**DO THIS:** Please give the listing again, word for word, with nothing left out.

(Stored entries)
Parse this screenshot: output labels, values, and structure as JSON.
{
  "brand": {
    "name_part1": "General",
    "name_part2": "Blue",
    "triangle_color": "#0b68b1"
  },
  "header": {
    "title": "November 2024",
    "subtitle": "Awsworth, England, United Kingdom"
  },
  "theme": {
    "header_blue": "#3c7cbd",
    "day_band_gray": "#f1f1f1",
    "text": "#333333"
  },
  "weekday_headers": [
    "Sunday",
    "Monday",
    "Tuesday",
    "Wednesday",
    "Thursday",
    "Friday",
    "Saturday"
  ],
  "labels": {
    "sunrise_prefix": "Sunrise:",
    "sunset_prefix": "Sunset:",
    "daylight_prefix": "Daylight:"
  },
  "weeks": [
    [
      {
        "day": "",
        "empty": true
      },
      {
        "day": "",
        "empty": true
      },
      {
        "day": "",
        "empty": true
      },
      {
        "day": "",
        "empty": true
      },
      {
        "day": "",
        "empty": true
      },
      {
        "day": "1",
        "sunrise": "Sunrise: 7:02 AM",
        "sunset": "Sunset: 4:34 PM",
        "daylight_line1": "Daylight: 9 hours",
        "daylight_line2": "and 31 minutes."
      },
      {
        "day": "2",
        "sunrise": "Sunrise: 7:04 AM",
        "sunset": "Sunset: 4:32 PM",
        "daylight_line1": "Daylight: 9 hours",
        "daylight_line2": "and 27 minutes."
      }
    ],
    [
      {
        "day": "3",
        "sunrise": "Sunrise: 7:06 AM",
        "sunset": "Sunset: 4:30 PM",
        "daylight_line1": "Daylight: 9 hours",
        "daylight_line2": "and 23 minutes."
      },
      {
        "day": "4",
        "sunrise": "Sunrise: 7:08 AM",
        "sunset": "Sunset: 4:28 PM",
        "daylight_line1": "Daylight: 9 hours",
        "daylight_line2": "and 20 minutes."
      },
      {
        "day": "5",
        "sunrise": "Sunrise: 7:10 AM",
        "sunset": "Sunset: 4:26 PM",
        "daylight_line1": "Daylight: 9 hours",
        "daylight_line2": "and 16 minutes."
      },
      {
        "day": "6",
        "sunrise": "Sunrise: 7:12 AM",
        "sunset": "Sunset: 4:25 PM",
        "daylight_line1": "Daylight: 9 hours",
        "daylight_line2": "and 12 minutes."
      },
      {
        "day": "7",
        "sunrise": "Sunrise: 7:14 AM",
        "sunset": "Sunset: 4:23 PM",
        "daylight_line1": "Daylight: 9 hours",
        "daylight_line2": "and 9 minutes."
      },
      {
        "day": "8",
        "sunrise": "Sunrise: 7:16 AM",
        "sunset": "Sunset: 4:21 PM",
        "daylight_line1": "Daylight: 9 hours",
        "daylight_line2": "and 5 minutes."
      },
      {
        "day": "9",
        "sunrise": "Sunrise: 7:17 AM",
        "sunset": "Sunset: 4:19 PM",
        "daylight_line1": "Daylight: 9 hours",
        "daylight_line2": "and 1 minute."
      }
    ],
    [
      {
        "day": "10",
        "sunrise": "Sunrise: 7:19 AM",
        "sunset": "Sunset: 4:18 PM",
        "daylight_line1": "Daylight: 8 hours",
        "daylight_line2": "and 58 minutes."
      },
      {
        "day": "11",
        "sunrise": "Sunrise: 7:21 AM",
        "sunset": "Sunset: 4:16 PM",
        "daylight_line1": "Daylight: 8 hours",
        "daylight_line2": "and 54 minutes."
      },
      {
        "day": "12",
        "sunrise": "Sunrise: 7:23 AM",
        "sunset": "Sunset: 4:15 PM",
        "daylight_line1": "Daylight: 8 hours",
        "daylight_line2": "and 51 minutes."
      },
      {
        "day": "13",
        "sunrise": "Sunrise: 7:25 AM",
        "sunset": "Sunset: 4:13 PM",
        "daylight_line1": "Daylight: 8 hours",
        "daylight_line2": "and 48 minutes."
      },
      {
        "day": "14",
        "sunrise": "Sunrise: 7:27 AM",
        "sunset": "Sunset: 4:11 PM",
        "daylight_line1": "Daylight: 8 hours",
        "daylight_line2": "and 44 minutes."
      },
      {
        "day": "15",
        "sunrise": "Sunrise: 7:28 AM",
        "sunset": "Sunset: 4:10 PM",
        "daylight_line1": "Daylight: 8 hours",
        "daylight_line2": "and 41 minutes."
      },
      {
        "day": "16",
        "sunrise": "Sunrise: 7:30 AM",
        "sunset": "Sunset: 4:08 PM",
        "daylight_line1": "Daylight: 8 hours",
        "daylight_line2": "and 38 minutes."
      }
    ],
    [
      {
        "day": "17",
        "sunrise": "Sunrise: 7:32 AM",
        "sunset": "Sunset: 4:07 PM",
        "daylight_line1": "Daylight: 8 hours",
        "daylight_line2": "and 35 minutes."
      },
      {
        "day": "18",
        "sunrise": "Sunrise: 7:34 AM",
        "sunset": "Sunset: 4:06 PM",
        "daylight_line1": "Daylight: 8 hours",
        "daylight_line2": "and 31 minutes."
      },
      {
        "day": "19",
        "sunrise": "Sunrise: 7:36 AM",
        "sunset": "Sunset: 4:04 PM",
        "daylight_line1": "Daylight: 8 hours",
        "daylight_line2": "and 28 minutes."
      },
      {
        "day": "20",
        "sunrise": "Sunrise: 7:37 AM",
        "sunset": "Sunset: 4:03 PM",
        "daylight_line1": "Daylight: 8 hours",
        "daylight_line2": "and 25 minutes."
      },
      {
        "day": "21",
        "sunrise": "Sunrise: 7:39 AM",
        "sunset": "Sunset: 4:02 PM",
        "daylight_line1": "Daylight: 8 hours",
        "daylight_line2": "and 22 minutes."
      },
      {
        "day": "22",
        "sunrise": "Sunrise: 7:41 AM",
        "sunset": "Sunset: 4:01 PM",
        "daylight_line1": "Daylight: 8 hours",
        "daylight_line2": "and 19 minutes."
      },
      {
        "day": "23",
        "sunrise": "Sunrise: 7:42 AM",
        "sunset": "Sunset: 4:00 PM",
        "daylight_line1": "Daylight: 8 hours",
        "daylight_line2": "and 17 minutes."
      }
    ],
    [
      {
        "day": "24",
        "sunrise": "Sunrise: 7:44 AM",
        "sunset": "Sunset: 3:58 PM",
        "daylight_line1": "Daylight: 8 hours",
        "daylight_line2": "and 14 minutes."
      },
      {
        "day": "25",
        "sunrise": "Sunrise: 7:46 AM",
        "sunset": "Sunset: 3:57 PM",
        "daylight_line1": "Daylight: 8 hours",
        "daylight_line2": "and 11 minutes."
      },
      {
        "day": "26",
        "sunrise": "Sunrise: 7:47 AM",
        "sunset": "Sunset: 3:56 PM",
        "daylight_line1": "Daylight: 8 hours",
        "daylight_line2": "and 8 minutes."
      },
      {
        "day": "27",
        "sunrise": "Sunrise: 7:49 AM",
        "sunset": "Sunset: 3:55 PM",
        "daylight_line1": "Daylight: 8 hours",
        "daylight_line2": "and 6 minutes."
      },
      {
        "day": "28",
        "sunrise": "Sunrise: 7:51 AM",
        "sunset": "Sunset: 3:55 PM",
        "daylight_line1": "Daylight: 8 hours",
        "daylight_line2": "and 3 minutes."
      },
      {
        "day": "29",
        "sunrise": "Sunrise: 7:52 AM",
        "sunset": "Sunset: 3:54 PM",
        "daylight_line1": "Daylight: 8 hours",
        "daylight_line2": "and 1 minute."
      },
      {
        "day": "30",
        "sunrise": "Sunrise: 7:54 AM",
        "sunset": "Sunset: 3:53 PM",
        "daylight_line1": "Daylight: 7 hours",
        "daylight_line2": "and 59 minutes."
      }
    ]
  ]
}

**THE OUTPUT:**
Parse this screenshot: output labels, values, and structure as JSON.
{
  "brand": {
    "name_part1": "General",
    "name_part2": "Blue",
    "triangle_color": "#0b68b1"
  },
  "header": {
    "title": "November 2024",
    "subtitle": "Awsworth, England, United Kingdom"
  },
  "theme": {
    "header_blue": "#3c7cbd",
    "day_band_gray": "#f1f1f1",
    "text": "#333333"
  },
  "weekday_headers": [
    "Sunday",
    "Monday",
    "Tuesday",
    "Wednesday",
    "Thursday",
    "Friday",
    "Saturday"
  ],
  "labels": {
    "sunrise_prefix": "Sunrise:",
    "sunset_prefix": "Sunset:",
    "daylight_prefix": "Daylight:"
  },
  "weeks": [
    [
      {
        "day": "",
        "empty": true
      },
      {
        "day": "",
        "empty": true
      },
      {
        "day": "",
        "empty": true
      },
      {
        "day": "",
        "empty": true
      },
      {
        "day": "",
        "empty": true
      },
      {
        "day": "1",
        "sunrise": "Sunrise: 7:02 AM",
        "sunset": "Sunset: 4:34 PM",
        "daylight_line1": "Daylight: 9 hours",
        "daylight_line2": "and 31 minutes."
      },
      {
        "day": "2",
        "sunrise": "Sunrise: 7:04 AM",
        "sunset": "Sunset: 4:32 PM",
        "daylight_line1": "Daylight: 9 hours",
        "daylight_line2": "and 27 minutes."
      }
    ],
    [
      {
        "day": "3",
        "sunrise": "Sunrise: 7:06 AM",
        "sunset": "Sunset: 4:30 PM",
        "daylight_line1": "Daylight: 9 hours",
        "daylight_line2": "and 23 minutes."
      },
      {
        "day": "4",
        "sunrise": "Sunrise: 7:08 AM",
        "sunset": "Sunset: 4:28 PM",
        "daylight_line1": "Daylight: 9 hours",
        "daylight_line2": "and 20 minutes."
      },
      {
        "day": "5",
        "sunrise": "Sunrise: 7:10 AM",
        "sunset": "Sunset: 4:26 PM",
        "daylight_line1": "Daylight: 9 hours",
        "daylight_line2": "and 16 minutes."
      },
      {
        "day": "6",
        "sunrise": "Sunrise: 7:12 AM",
        "sunset": "Sunset: 4:25 PM",
        "daylight_line1": "Daylight: 9 hours",
        "daylight_line2": "and 12 minutes."
      },
      {
        "day": "7",
        "sunrise": "Sunrise: 7:14 AM",
        "sunset": "Sunset: 4:23 PM",
        "daylight_line1": "Daylight: 9 hours",
        "daylight_line2": "and 9 minutes."
      },
      {
        "day": "8",
        "sunrise": "Sunrise: 7:16 AM",
        "sunset": "Sunset: 4:21 PM",
        "daylight_line1": "Daylight: 9 hours",
        "daylight_line2": "and 5 minutes."
      },
      {
        "day": "9",
        "sunrise": "Sunrise: 7:17 AM",
        "sunset": "Sunset: 4:19 PM",
        "daylight_line1": "Daylight: 9 hours",
        "daylight_line2": "and 1 minute."
      }
    ],
    [
      {
        "day": "10",
        "sunrise": "Sunrise: 7:19 AM",
        "sunset": "Sunset: 4:18 PM",
        "daylight_line1": "Daylight: 8 hours",
        "daylight_line2": "and 58 minutes."
      },
      {
        "day": "11",
        "sunrise": "Sunrise: 7:21 AM",
        "sunset": "Sunset: 4:16 PM",
        "daylight_line1": "Daylight: 8 hours",
        "daylight_line2": "and 54 minutes."
      },
      {
        "day": "12",
        "sunrise": "Sunrise: 7:23 AM",
        "sunset": "Sunset: 4:15 PM",
        "daylight_line1": "Daylight: 8 hours",
        "daylight_line2": "and 51 minutes."
      },
      {
        "day": "13",
        "sunrise": "Sunrise: 7:25 AM",
        "sunset": "Sunset: 4:13 PM",
        "daylight_line1": "Daylight: 8 hours",
        "daylight_line2": "and 48 minutes."
      },
      {
        "day": "14",
        "sunrise": "Sunrise: 7:27 AM",
        "sunset": "Sunset: 4:11 PM",
        "daylight_line1": "Daylight: 8 hours",
        "daylight_line2": "and 44 minutes."
      },
      {
        "day": "15",
        "sunrise": "Sunrise: 7:28 AM",
        "sunset": "Sunset: 4:10 PM",
        "daylight_line1": "Daylight: 8 hours",
        "daylight_line2": "and 41 minutes."
      },
      {
        "day": "16",
        "sunrise": "Sunrise: 7:30 AM",
        "sunset": "Sunset: 4:08 PM",
        "daylight_line1": "Daylight: 8 hours",
        "daylight_line2": "and 38 minutes."
      }
    ],
    [
      {
        "day": "17",
        "sunrise": "Sunrise: 7:32 AM",
        "sunset": "Sunset: 4:07 PM",
        "daylight_line1": "Daylight: 8 hours",
        "daylight_line2": "and 35 minutes."
      },
      {
        "day": "18",
        "sunrise": "Sunrise: 7:34 AM",
        "sunset": "Sunset: 4:06 PM",
        "daylight_line1": "Daylight: 8 hours",
        "daylight_line2": "and 31 minutes."
      },
      {
        "day": "19",
        "sunrise": "Sunrise: 7:36 AM",
        "sunset": "Sunset: 4:04 PM",
        "daylight_line1": "Daylight: 8 hours",
        "daylight_line2": "and 28 minutes."
      },
      {
        "day": "20",
        "sunrise": "Sunrise: 7:37 AM",
        "sunset": "Sunset: 4:03 PM",
        "daylight_line1": "Daylight: 8 hours",
        "daylight_line2": "and 25 minutes."
      },
      {
        "day": "21",
        "sunrise": "Sunrise: 7:39 AM",
        "sunset": "Sunset: 4:02 PM",
        "daylight_line1": "Daylight: 8 hours",
        "daylight_line2": "and 22 minutes."
      },
      {
        "day": "22",
        "sunrise": "Sunrise: 7:41 AM",
        "sunset": "Sunset: 4:01 PM",
        "daylight_line1": "Daylight: 8 hours",
        "daylight_line2": "and 19 minutes."
      },
      {
        "day": "23",
        "sunrise": "Sunrise: 7:42 AM",
        "sunset": "Sunset: 4:00 PM",
        "daylight_line1": "Daylight: 8 hours",
        "daylight_line2": "and 17 minutes."
      }
    ],
    [
      {
        "day": "24",
        "sunrise": "Sunrise: 7:44 AM",
        "sunset": "Sunset: 3:58 PM",
        "daylight_line1": "Daylight: 8 hours",
        "daylight_line2": "and 14 minutes."
      },
      {
        "day": "25",
        "sunrise": "Sunrise: 7:46 AM",
        "sunset": "Sunset: 3:57 PM",
        "daylight_line1": "Daylight: 8 hours",
        "daylight_line2": "and 11 minutes."
      },
      {
        "day": "26",
        "sunrise": "Sunrise: 7:47 AM",
        "sunset": "Sunset: 3:56 PM",
        "daylight_line1": "Daylight: 8 hours",
        "daylight_line2": "and 8 minutes."
      },
      {
        "day": "27",
        "sunrise": "Sunrise: 7:49 AM",
        "sunset": "Sunset: 3:55 PM",
        "daylight_line1": "Daylight: 8 hours",
        "daylight_line2": "and 6 minutes."
      },
      {
        "day": "28",
        "sunrise": "Sunrise: 7:51 AM",
        "sunset": "Sunset: 3:55 PM",
        "daylight_line1": "Daylight: 8 hours",
        "daylight_line2": "and 3 minutes."
      },
      {
        "day": "29",
        "sunrise": "Sunrise: 7:52 AM",
        "sunset": "Sunset: 3:54 PM",
        "daylight_line1": "Daylight: 8 hours",
        "daylight_line2": "and 1 minute."
      },
      {
        "day": "30",
        "sunrise": "Sunrise: 7:54 AM",
        "sunset": "Sunset: 3:53 PM",
        "daylight_line1": "Daylight: 7 hours",
        "daylight_line2": "and 59 minutes."
      }
    ]
  ]
}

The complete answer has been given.